* **YOUR OBJECTIVE**:
Which lines in the records below contain the word "soil"? Copy each of them.

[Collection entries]
------------------------------------------------
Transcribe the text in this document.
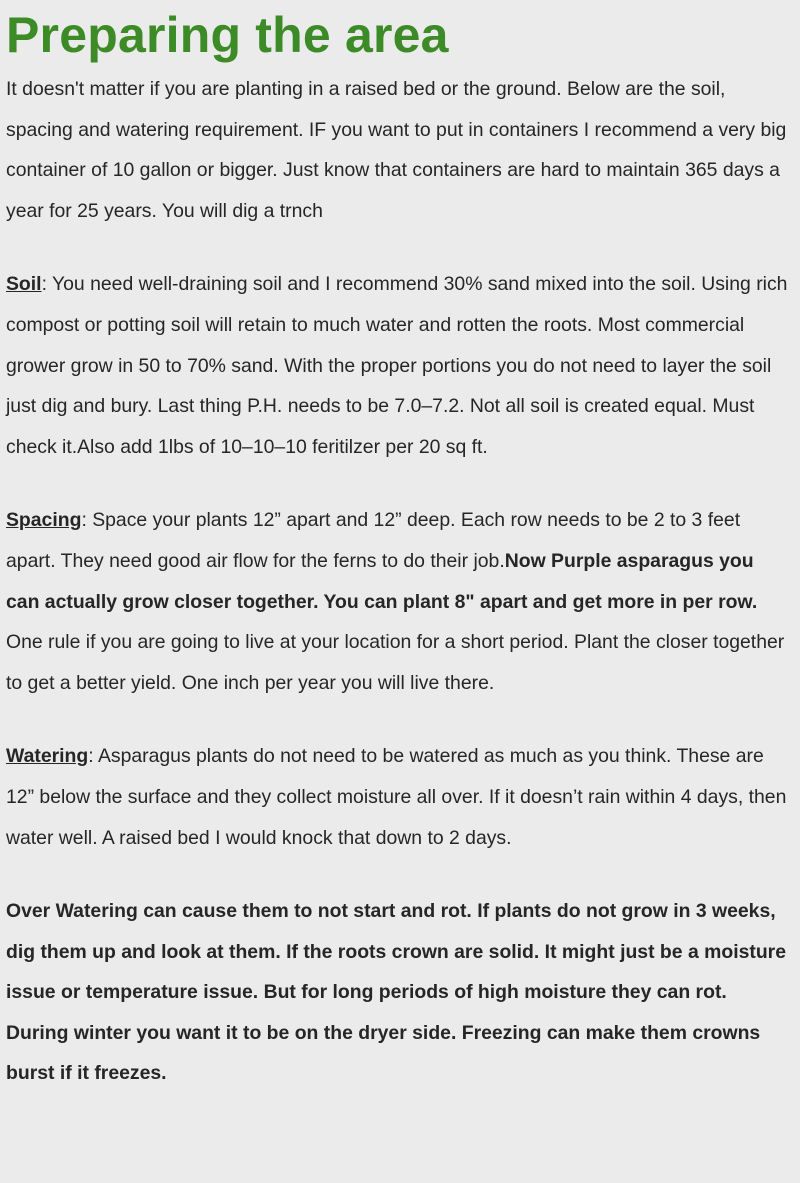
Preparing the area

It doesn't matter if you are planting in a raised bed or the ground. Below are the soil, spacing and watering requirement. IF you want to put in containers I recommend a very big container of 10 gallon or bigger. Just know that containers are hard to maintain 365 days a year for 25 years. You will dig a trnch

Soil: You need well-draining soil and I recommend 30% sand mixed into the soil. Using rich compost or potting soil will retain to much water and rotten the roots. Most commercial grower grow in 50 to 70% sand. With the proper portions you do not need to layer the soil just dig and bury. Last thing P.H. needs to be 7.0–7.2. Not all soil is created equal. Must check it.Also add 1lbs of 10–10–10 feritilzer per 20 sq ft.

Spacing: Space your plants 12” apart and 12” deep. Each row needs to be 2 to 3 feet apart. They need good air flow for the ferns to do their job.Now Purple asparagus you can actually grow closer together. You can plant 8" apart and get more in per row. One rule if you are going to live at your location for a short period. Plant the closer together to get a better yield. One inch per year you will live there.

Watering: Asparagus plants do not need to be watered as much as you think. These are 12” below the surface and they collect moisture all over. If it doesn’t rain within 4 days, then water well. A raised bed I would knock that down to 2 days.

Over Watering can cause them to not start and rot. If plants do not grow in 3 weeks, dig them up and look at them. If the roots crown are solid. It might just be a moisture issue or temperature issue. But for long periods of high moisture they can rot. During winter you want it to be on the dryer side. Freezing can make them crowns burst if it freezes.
------------------------------------------------
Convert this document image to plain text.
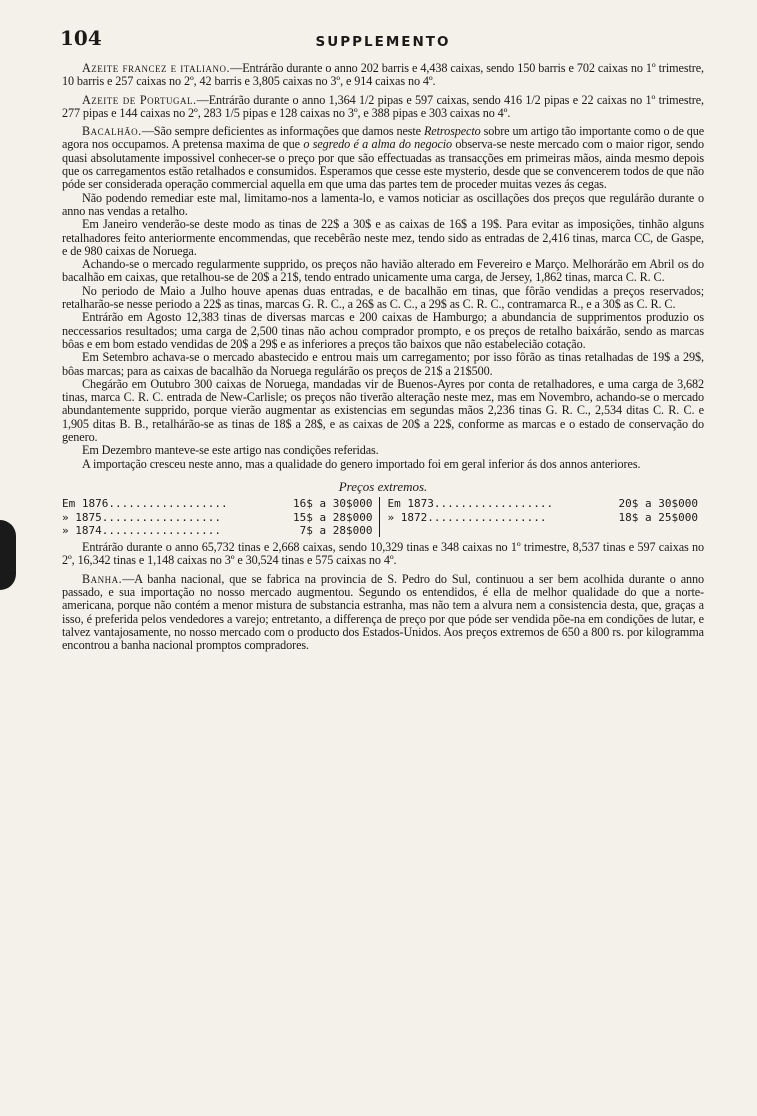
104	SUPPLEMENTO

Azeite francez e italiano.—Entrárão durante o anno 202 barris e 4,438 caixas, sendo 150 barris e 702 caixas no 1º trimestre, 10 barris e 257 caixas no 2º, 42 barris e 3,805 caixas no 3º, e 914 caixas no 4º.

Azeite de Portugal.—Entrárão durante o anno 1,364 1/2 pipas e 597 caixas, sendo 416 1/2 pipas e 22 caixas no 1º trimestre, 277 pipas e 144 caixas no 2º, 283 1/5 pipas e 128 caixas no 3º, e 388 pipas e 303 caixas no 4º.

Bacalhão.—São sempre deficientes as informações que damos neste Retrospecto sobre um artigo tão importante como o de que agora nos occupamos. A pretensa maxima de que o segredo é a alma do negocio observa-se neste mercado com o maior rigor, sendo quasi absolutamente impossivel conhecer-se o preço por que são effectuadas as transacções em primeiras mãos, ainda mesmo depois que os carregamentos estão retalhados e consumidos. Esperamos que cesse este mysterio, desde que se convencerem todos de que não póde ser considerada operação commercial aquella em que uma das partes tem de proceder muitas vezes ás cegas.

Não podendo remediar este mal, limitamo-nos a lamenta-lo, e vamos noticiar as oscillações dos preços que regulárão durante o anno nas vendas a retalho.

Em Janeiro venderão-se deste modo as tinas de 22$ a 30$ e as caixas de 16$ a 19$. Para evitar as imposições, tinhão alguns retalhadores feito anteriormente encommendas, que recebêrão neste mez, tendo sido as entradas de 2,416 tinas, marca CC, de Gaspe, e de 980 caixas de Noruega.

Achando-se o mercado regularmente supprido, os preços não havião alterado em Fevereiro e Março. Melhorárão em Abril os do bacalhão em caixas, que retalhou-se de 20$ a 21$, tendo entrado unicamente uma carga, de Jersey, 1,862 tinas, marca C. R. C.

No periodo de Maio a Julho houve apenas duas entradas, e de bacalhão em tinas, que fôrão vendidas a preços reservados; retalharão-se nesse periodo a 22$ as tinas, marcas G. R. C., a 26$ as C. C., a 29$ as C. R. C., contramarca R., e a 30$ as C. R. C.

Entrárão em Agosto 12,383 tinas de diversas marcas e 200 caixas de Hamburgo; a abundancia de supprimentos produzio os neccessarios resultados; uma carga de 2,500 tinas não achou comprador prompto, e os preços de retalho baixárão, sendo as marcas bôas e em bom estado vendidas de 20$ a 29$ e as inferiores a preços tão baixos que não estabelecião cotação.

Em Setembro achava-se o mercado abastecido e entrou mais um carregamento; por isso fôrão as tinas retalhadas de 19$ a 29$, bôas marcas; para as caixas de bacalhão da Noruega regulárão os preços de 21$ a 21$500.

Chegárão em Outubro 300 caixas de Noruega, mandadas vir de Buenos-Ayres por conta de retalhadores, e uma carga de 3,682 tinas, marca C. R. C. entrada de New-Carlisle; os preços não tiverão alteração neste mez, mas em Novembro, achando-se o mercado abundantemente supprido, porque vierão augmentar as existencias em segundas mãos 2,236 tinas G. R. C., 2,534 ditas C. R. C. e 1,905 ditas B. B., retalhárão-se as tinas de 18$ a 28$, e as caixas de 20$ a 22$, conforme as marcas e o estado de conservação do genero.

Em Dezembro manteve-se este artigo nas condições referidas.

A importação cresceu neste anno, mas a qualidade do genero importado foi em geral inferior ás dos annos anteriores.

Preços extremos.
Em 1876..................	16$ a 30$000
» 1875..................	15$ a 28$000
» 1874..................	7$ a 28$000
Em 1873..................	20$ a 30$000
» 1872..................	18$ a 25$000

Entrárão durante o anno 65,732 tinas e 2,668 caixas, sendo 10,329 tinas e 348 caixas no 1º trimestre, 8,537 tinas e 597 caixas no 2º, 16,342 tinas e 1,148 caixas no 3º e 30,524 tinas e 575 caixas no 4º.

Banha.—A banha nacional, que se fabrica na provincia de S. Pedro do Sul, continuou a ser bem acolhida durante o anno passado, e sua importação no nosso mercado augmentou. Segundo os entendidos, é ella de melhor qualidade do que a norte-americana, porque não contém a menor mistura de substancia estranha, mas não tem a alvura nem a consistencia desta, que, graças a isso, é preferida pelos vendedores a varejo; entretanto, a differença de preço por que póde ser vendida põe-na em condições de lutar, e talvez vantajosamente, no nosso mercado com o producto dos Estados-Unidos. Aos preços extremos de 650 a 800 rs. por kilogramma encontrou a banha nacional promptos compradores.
------------------------------------------------
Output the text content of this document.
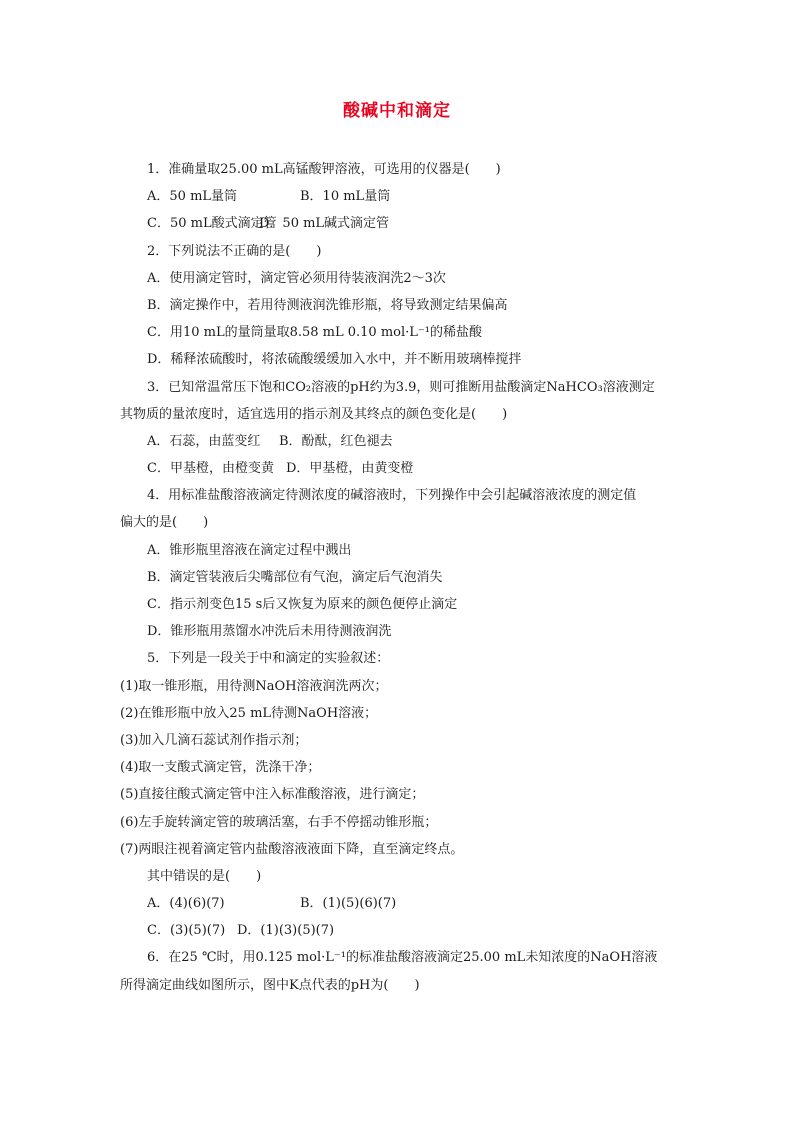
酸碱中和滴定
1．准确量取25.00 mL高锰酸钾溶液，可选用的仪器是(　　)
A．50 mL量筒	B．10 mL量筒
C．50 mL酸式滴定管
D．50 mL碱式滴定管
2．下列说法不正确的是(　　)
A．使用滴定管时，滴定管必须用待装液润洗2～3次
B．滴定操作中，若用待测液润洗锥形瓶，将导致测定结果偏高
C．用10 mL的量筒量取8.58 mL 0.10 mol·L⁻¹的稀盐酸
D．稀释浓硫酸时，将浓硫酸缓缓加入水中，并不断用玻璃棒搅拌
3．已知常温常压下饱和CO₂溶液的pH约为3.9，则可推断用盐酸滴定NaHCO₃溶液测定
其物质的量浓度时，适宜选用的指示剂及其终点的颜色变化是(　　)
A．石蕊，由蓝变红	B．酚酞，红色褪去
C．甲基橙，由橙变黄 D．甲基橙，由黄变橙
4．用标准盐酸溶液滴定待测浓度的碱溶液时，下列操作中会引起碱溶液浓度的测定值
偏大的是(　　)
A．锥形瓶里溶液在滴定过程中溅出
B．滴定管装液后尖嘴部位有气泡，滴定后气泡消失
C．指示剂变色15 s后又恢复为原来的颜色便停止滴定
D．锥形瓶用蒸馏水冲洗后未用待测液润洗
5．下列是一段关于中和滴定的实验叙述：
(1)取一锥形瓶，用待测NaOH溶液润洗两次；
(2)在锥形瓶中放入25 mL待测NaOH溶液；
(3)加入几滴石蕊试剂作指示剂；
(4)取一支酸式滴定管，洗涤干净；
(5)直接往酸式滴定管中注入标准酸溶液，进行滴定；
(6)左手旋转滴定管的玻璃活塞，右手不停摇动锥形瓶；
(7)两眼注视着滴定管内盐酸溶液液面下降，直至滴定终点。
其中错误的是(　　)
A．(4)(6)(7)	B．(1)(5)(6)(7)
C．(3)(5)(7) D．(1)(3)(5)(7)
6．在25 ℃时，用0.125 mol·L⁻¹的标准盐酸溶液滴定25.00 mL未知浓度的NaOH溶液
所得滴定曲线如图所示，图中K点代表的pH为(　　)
------------------------------------------------
* **EXERCISE RESULT**:
It doesn't matter if you are planting in a raised bed or the ground. Below are the soil, spacing and watering requirement. IF you want to put in containers I recommend a very big container of 10 gallon or bigger. Just know that containers are hard to maintain 365 days a year for 25 years. You will dig a trnch
Soil: You need well-draining soil and I recommend 30% sand mixed into the soil. Using rich compost or potting soil will retain to much water and rotten the roots. Most commercial grower grow in 50 to 70% sand. With the proper portions you do not need to layer the soil just dig and bury. Last thing P.H. needs to be 7.0–7.2. Not all soil is created equal. Must check it.Also add 1lbs of 10–10–10 feritilzer per 20 sq ft.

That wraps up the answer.